Swap "perspective view" for "isometric view" in the listing from the line with "Patent image size: (982, 847)." up to and including the line with "The scroll key 234 is at (575, 488).". Give back only those lines, with nothing else changed.

[start Dataset entries]

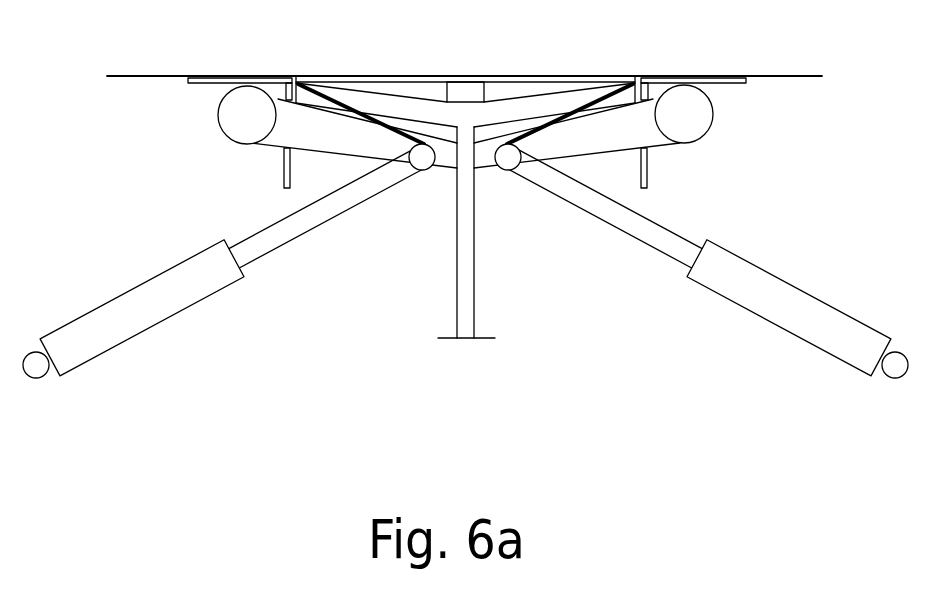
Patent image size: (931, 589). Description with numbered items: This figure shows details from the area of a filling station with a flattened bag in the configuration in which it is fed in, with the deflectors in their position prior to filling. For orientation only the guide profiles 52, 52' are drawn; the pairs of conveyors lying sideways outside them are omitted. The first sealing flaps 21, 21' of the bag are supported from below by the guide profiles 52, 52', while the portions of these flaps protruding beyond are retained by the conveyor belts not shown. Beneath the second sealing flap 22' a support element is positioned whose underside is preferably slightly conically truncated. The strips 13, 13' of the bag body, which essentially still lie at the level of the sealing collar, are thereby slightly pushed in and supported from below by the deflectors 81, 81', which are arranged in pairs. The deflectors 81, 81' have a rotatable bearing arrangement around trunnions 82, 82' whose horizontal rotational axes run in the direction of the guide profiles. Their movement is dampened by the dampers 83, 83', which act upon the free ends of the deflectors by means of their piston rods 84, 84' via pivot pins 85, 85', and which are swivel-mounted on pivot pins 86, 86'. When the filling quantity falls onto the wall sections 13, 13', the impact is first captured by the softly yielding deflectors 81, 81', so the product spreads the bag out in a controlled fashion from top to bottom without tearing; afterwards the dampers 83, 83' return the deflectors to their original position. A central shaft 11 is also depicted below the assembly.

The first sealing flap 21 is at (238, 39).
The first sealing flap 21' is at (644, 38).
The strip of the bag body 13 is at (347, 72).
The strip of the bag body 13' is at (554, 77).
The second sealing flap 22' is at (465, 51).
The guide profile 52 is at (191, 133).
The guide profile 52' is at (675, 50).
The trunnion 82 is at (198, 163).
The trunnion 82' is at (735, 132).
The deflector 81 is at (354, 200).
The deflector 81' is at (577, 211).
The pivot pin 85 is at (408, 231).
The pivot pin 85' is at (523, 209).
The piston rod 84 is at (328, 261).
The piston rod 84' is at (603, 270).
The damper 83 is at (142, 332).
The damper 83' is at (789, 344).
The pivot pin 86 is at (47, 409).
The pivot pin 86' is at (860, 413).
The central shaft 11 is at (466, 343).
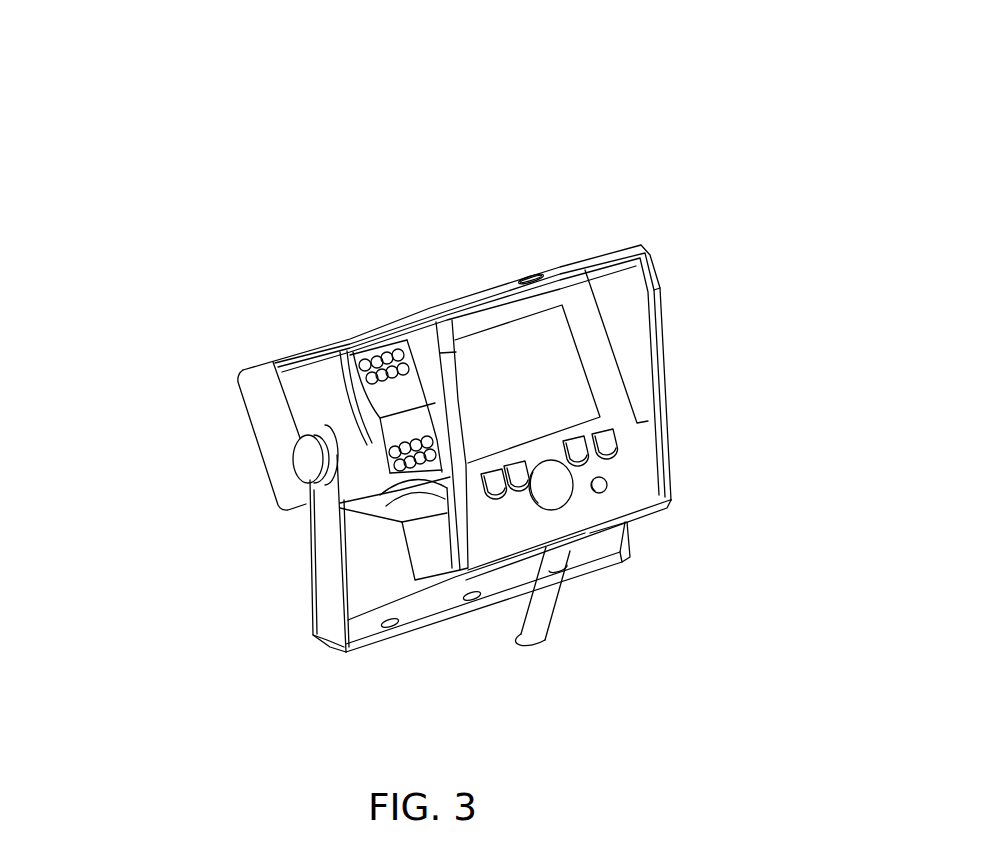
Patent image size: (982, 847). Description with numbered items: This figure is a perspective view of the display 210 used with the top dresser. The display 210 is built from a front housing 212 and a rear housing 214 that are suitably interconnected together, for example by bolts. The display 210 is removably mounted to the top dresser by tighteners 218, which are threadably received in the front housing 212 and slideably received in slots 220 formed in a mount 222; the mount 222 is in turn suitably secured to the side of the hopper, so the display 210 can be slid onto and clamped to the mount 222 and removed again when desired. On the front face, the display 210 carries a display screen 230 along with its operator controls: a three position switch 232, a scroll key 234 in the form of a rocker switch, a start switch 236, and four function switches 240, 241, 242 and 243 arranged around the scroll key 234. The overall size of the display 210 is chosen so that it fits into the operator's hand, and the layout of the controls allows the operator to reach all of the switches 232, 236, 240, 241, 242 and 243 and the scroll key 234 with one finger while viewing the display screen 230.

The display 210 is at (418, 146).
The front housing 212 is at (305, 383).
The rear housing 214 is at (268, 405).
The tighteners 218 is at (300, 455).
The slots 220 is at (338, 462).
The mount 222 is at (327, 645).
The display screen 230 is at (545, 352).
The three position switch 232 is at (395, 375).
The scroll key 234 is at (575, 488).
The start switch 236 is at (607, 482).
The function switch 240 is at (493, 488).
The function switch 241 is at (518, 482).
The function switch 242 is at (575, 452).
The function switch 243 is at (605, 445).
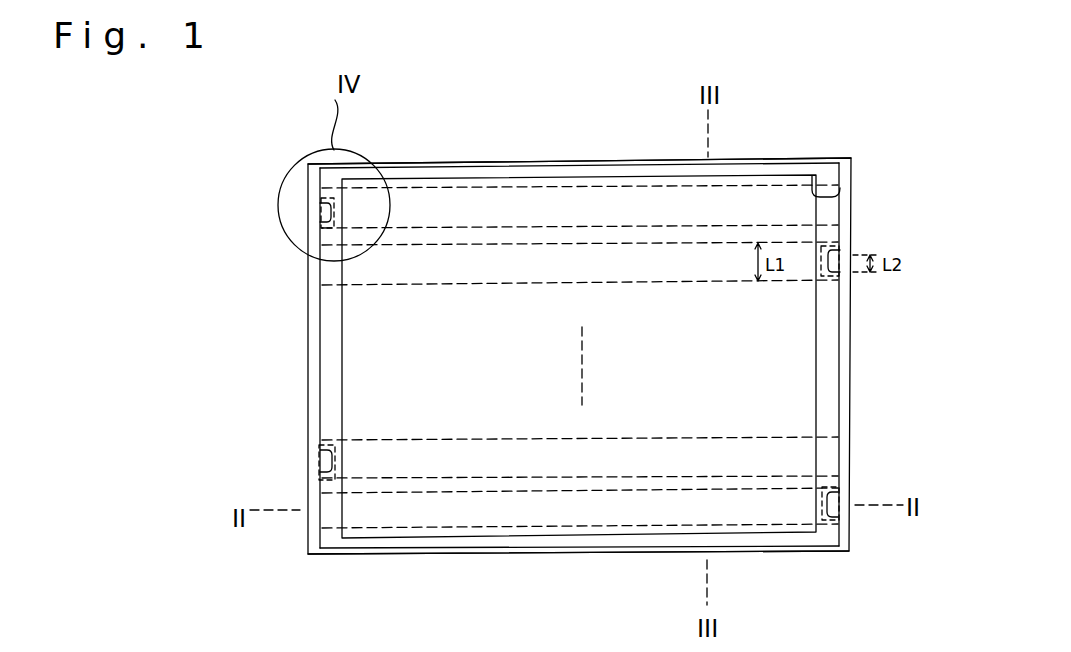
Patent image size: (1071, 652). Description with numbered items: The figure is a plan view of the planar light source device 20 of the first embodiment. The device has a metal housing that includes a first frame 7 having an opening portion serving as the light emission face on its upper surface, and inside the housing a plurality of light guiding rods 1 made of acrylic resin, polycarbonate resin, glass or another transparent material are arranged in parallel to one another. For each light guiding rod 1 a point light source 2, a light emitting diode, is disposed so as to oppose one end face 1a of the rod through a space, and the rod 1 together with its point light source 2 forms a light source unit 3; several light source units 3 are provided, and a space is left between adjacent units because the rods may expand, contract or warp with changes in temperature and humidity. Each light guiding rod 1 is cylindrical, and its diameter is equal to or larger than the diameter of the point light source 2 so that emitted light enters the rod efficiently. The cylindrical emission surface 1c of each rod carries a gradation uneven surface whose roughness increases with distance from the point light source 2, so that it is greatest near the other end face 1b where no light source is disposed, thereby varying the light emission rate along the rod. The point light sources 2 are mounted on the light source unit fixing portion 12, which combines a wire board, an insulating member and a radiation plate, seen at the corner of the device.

[end Dataset entries]

#### [Exercise answer]
Patent image size: (982, 847). Description with numbered items: This figure is a isometric view of the display 210 used with the top dresser. The display 210 is built from a front housing 212 and a rear housing 214 that are suitably interconnected together, for example by bolts. The display 210 is removably mounted to the top dresser by tighteners 218, which are threadably received in the front housing 212 and slideably received in slots 220 formed in a mount 222; the mount 222 is in turn suitably secured to the side of the hopper, so the display 210 can be slid onto and clamped to the mount 222 and removed again when desired. On the front face, the display 210 carries a display screen 230 along with its operator controls: a three position switch 232, a scroll key 234 in the form of a rocker switch, a start switch 236, and four function switches 240, 241, 242 and 243 arranged around the scroll key 234. The overall size of the display 210 is chosen so that it fits into the operator's hand, and the layout of the controls allows the operator to reach all of the switches 232, 236, 240, 241, 242 and 243 and the scroll key 234 with one finger while viewing the display screen 230.

The display 210 is at (418, 146).
The front housing 212 is at (305, 383).
The rear housing 214 is at (268, 405).
The tighteners 218 is at (300, 455).
The slots 220 is at (338, 462).
The mount 222 is at (327, 645).
The display screen 230 is at (545, 352).
The three position switch 232 is at (395, 375).
The scroll key 234 is at (575, 488).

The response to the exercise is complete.